ENTRIES SHOWN =
START

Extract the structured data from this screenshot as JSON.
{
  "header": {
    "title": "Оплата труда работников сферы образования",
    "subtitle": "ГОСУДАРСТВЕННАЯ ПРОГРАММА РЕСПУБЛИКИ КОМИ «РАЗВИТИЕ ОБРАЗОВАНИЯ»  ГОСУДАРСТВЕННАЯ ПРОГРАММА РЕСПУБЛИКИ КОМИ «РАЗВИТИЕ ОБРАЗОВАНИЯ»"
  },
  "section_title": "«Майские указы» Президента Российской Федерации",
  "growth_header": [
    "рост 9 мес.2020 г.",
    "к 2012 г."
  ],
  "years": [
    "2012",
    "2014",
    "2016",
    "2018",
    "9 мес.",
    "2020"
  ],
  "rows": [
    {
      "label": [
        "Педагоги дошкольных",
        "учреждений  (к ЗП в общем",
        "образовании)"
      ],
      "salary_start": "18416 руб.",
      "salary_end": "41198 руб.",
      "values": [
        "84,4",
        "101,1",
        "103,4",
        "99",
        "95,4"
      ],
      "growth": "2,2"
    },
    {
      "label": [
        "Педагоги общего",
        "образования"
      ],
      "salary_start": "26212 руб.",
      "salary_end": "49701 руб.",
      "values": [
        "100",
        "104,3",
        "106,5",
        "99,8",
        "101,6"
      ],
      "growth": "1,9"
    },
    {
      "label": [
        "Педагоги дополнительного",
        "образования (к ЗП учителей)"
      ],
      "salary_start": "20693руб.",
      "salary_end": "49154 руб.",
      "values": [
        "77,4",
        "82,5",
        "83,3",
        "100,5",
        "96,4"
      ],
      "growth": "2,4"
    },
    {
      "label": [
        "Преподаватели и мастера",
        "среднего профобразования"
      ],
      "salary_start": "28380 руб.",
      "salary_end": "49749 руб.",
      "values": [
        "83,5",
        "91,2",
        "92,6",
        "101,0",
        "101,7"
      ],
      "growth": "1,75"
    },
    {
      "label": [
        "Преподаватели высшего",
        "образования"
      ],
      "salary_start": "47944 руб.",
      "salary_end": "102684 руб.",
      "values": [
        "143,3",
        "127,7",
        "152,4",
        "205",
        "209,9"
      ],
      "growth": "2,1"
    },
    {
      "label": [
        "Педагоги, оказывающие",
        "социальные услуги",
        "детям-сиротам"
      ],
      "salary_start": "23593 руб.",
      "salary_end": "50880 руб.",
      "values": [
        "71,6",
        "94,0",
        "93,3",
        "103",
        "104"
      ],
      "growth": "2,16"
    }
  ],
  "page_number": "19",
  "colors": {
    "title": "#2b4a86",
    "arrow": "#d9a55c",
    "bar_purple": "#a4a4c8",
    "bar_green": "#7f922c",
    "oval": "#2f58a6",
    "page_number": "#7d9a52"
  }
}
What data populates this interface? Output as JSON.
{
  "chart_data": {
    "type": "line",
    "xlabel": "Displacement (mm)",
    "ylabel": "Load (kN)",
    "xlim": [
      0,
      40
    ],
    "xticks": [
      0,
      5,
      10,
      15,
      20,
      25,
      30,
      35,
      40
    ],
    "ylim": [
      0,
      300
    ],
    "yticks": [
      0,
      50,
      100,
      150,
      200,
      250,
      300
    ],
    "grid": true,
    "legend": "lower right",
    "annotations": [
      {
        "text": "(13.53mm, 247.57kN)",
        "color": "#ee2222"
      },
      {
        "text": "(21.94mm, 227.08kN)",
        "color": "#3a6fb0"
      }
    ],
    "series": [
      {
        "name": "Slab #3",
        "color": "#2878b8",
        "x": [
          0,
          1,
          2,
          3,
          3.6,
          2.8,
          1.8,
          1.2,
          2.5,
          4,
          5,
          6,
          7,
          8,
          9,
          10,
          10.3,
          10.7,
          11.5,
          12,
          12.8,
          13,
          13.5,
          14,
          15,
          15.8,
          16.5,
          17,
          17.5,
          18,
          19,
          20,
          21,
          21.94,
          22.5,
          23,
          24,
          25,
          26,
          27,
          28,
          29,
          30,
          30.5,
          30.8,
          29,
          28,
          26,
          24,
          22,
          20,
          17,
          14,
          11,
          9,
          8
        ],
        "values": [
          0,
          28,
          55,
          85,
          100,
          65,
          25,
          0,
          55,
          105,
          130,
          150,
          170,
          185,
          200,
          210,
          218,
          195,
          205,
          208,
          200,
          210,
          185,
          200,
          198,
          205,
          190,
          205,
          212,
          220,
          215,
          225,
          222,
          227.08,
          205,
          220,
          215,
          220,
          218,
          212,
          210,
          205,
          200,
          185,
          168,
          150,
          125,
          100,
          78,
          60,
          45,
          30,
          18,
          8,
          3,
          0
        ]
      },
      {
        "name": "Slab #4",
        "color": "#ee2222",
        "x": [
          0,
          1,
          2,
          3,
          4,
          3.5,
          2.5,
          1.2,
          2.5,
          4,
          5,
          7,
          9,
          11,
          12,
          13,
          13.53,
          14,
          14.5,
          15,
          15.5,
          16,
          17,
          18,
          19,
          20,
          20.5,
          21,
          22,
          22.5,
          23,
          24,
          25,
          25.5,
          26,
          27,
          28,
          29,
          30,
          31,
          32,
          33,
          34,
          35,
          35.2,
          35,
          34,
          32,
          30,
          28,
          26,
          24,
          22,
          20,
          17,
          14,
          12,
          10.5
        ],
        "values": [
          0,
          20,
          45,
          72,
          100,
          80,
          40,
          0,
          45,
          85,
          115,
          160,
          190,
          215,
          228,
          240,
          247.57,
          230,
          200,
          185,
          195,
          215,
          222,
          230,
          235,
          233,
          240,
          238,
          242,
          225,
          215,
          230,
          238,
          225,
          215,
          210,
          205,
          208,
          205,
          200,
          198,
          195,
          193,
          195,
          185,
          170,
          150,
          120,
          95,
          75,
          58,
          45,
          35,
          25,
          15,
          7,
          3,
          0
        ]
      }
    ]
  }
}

END
START

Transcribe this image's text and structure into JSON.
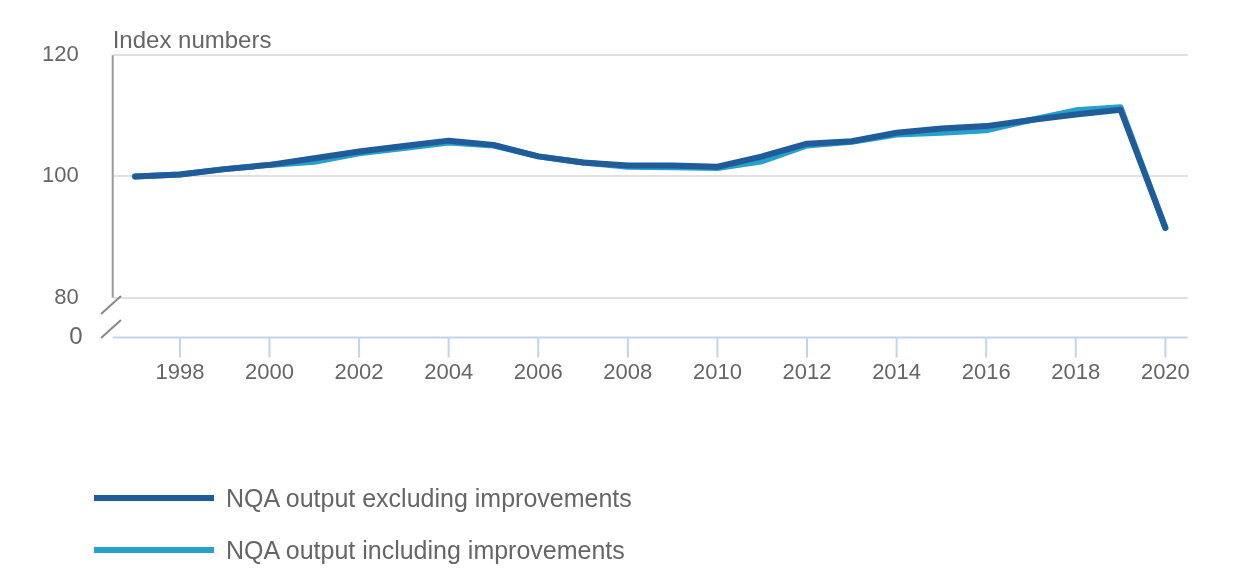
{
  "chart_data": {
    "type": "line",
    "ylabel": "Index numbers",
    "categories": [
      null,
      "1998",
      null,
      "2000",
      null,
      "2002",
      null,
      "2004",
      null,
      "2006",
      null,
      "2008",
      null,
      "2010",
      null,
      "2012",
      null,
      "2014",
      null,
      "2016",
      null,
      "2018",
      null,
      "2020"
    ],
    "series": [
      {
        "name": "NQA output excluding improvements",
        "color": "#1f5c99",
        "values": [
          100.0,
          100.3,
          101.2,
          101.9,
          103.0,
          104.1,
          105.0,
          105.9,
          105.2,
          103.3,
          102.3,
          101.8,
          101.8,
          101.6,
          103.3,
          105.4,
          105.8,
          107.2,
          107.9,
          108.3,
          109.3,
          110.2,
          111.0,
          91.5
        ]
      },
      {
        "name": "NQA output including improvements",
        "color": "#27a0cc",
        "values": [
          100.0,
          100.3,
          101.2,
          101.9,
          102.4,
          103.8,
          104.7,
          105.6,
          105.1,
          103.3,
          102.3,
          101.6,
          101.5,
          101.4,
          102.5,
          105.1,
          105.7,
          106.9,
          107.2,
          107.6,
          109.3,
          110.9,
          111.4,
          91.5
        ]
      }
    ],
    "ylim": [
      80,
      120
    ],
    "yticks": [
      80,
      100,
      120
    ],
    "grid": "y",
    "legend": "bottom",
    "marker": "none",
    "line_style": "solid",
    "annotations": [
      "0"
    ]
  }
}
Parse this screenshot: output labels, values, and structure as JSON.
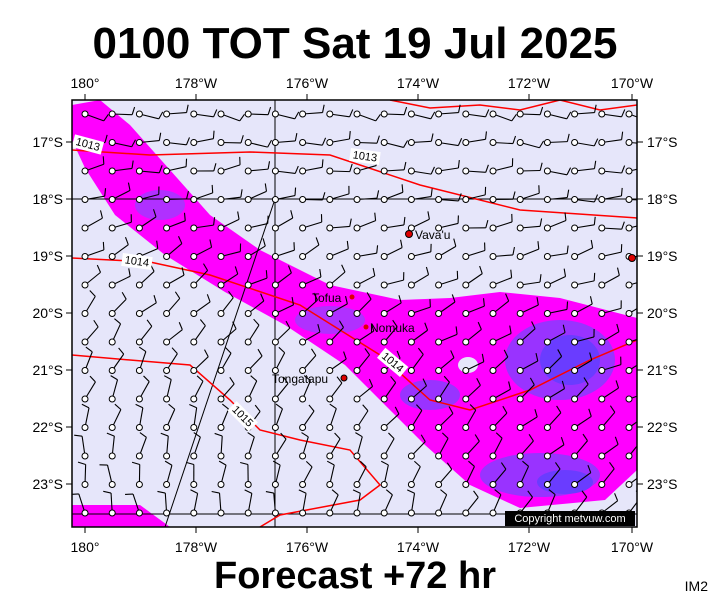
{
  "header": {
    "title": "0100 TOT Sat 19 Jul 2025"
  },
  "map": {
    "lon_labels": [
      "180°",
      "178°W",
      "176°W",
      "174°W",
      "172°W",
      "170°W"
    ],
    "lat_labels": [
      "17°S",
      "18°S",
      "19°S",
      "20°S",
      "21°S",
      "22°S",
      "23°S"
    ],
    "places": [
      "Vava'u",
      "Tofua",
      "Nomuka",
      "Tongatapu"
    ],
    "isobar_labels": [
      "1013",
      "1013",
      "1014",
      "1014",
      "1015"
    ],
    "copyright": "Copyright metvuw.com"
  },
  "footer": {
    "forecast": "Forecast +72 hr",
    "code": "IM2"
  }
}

END
START

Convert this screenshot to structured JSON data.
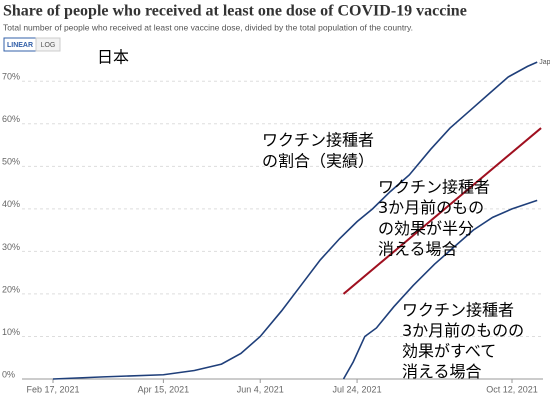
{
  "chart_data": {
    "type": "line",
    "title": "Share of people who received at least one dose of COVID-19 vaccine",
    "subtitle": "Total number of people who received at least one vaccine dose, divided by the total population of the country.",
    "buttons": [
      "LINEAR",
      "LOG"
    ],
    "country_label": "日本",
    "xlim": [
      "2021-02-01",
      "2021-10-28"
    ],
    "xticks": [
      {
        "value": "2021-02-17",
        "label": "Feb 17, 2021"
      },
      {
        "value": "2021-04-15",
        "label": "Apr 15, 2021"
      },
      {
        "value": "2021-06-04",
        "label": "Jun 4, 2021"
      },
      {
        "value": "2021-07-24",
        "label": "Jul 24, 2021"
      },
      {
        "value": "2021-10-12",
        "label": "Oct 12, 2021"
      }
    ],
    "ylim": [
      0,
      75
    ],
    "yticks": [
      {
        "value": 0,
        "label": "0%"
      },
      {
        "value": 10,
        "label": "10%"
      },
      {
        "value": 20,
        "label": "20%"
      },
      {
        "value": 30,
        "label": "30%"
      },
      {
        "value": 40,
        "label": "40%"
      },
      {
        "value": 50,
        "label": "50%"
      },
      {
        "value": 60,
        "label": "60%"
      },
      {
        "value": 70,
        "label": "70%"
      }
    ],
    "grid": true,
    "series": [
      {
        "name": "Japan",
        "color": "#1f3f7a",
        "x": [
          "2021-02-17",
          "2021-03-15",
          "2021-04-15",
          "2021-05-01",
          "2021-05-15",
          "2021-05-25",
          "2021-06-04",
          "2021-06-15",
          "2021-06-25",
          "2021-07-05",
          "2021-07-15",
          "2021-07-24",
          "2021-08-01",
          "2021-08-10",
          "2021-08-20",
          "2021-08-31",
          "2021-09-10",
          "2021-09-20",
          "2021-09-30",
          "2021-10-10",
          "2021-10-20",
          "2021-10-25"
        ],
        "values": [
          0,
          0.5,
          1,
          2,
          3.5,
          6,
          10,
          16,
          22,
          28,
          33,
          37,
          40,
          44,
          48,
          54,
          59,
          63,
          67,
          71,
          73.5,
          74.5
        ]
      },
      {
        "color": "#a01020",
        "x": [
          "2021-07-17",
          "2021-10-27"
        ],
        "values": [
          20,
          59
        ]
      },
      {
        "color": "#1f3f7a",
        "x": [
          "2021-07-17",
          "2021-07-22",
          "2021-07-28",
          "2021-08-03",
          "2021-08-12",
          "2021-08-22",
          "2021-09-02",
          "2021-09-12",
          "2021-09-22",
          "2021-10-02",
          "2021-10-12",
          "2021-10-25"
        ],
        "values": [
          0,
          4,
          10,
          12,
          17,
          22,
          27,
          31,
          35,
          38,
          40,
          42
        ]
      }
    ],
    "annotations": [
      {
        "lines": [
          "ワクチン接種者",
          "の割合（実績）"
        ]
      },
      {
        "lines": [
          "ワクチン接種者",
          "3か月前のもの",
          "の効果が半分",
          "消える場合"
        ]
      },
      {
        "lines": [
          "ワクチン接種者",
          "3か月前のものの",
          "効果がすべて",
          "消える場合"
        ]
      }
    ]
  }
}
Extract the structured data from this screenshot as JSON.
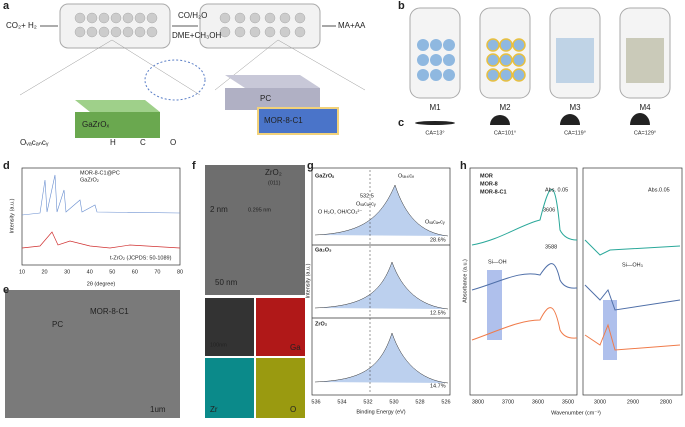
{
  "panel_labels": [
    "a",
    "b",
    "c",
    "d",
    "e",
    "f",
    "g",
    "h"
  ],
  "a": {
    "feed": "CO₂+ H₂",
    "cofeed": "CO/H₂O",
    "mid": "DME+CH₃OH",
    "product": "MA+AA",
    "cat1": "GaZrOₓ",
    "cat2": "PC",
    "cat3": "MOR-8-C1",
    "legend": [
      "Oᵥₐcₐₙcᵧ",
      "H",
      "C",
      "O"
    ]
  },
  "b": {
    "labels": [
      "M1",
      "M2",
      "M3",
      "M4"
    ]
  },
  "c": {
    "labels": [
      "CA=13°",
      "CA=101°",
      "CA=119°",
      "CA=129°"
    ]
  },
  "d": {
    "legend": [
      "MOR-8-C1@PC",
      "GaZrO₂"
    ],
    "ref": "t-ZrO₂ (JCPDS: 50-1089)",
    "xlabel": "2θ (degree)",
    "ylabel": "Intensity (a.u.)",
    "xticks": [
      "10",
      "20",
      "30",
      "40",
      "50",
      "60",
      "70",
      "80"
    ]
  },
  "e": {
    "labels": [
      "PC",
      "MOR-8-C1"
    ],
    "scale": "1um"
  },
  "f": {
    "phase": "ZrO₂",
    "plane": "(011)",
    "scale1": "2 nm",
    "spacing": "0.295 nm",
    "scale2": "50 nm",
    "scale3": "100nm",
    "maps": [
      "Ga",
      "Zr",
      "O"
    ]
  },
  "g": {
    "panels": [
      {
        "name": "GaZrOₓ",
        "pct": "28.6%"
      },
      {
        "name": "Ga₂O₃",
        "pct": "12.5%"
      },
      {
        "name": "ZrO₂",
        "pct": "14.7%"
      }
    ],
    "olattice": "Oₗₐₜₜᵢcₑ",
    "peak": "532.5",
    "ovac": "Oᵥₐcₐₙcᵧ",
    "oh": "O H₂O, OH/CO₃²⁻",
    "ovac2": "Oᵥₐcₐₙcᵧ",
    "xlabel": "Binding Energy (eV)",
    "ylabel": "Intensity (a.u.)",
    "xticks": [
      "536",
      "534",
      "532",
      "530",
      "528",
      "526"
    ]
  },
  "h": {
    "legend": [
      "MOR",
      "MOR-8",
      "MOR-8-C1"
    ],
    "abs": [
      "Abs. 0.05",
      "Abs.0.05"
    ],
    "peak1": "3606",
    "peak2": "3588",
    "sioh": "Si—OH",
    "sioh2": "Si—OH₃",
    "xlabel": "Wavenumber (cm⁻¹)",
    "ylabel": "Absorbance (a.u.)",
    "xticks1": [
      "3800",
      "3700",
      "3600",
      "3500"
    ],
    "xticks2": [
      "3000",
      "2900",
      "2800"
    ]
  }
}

END

Using the entries above, return each line in which the word "screenshot" occurs.

Extract the structured data from this screenshot as JSON.
Parse this screenshot: output labels, values, and structure as JSON.
Convert this screenshot to structured JSON data.
Extract the structured data from this screenshot as JSON.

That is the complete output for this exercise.